DATA SHOWN.
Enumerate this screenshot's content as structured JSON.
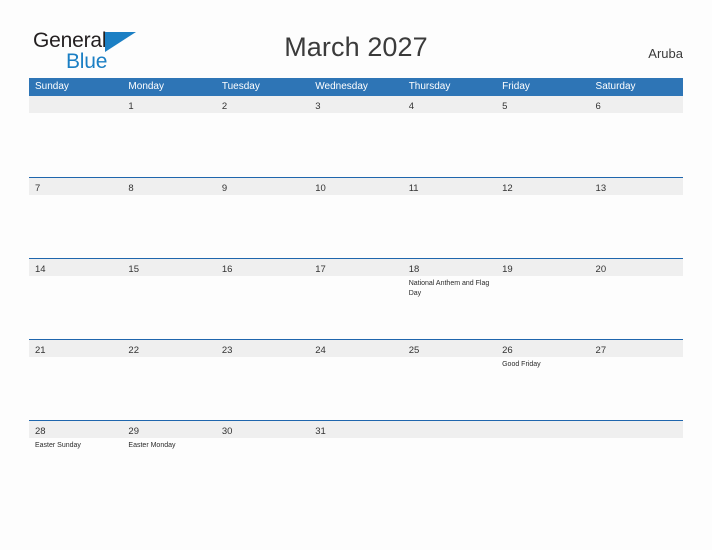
{
  "brand": {
    "name_part1": "General",
    "name_part2": "Blue",
    "flag_color": "#1b7fc4"
  },
  "header": {
    "title": "March 2027",
    "country": "Aruba"
  },
  "theme": {
    "header_blue": "#2e75b6",
    "row_line_blue": "#1f66ad",
    "number_band_gray": "#efefef",
    "page_background": "#fdfdfd"
  },
  "calendar": {
    "day_names": [
      "Sunday",
      "Monday",
      "Tuesday",
      "Wednesday",
      "Thursday",
      "Friday",
      "Saturday"
    ],
    "weeks": [
      [
        {
          "day": "",
          "events": []
        },
        {
          "day": "1",
          "events": []
        },
        {
          "day": "2",
          "events": []
        },
        {
          "day": "3",
          "events": []
        },
        {
          "day": "4",
          "events": []
        },
        {
          "day": "5",
          "events": []
        },
        {
          "day": "6",
          "events": []
        }
      ],
      [
        {
          "day": "7",
          "events": []
        },
        {
          "day": "8",
          "events": []
        },
        {
          "day": "9",
          "events": []
        },
        {
          "day": "10",
          "events": []
        },
        {
          "day": "11",
          "events": []
        },
        {
          "day": "12",
          "events": []
        },
        {
          "day": "13",
          "events": []
        }
      ],
      [
        {
          "day": "14",
          "events": []
        },
        {
          "day": "15",
          "events": []
        },
        {
          "day": "16",
          "events": []
        },
        {
          "day": "17",
          "events": []
        },
        {
          "day": "18",
          "events": [
            "National Anthem and Flag Day"
          ]
        },
        {
          "day": "19",
          "events": []
        },
        {
          "day": "20",
          "events": []
        }
      ],
      [
        {
          "day": "21",
          "events": []
        },
        {
          "day": "22",
          "events": []
        },
        {
          "day": "23",
          "events": []
        },
        {
          "day": "24",
          "events": []
        },
        {
          "day": "25",
          "events": []
        },
        {
          "day": "26",
          "events": [
            "Good Friday"
          ]
        },
        {
          "day": "27",
          "events": []
        }
      ],
      [
        {
          "day": "28",
          "events": [
            "Easter Sunday"
          ]
        },
        {
          "day": "29",
          "events": [
            "Easter Monday"
          ]
        },
        {
          "day": "30",
          "events": []
        },
        {
          "day": "31",
          "events": []
        },
        {
          "day": "",
          "events": []
        },
        {
          "day": "",
          "events": []
        },
        {
          "day": "",
          "events": []
        }
      ]
    ]
  }
}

STATED PROBLEM.
Each line of the data should be quoted exactly, with pictures left out.

RESULT OF THIS TASK.
Enumerate this screenshot's content as structured JSON.
{
  "brand": {
    "name_part1": "General",
    "name_part2": "Blue",
    "flag_color": "#1b7fc4"
  },
  "header": {
    "title": "March 2027",
    "country": "Aruba"
  },
  "theme": {
    "header_blue": "#2e75b6",
    "row_line_blue": "#1f66ad",
    "number_band_gray": "#efefef",
    "page_background": "#fdfdfd"
  },
  "calendar": {
    "day_names": [
      "Sunday",
      "Monday",
      "Tuesday",
      "Wednesday",
      "Thursday",
      "Friday",
      "Saturday"
    ],
    "weeks": [
      [
        {
          "day": "",
          "events": []
        },
        {
          "day": "1",
          "events": []
        },
        {
          "day": "2",
          "events": []
        },
        {
          "day": "3",
          "events": []
        },
        {
          "day": "4",
          "events": []
        },
        {
          "day": "5",
          "events": []
        },
        {
          "day": "6",
          "events": []
        }
      ],
      [
        {
          "day": "7",
          "events": []
        },
        {
          "day": "8",
          "events": []
        },
        {
          "day": "9",
          "events": []
        },
        {
          "day": "10",
          "events": []
        },
        {
          "day": "11",
          "events": []
        },
        {
          "day": "12",
          "events": []
        },
        {
          "day": "13",
          "events": []
        }
      ],
      [
        {
          "day": "14",
          "events": []
        },
        {
          "day": "15",
          "events": []
        },
        {
          "day": "16",
          "events": []
        },
        {
          "day": "17",
          "events": []
        },
        {
          "day": "18",
          "events": [
            "National Anthem and Flag Day"
          ]
        },
        {
          "day": "19",
          "events": []
        },
        {
          "day": "20",
          "events": []
        }
      ],
      [
        {
          "day": "21",
          "events": []
        },
        {
          "day": "22",
          "events": []
        },
        {
          "day": "23",
          "events": []
        },
        {
          "day": "24",
          "events": []
        },
        {
          "day": "25",
          "events": []
        },
        {
          "day": "26",
          "events": [
            "Good Friday"
          ]
        },
        {
          "day": "27",
          "events": []
        }
      ],
      [
        {
          "day": "28",
          "events": [
            "Easter Sunday"
          ]
        },
        {
          "day": "29",
          "events": [
            "Easter Monday"
          ]
        },
        {
          "day": "30",
          "events": []
        },
        {
          "day": "31",
          "events": []
        },
        {
          "day": "",
          "events": []
        },
        {
          "day": "",
          "events": []
        },
        {
          "day": "",
          "events": []
        }
      ]
    ]
  }
}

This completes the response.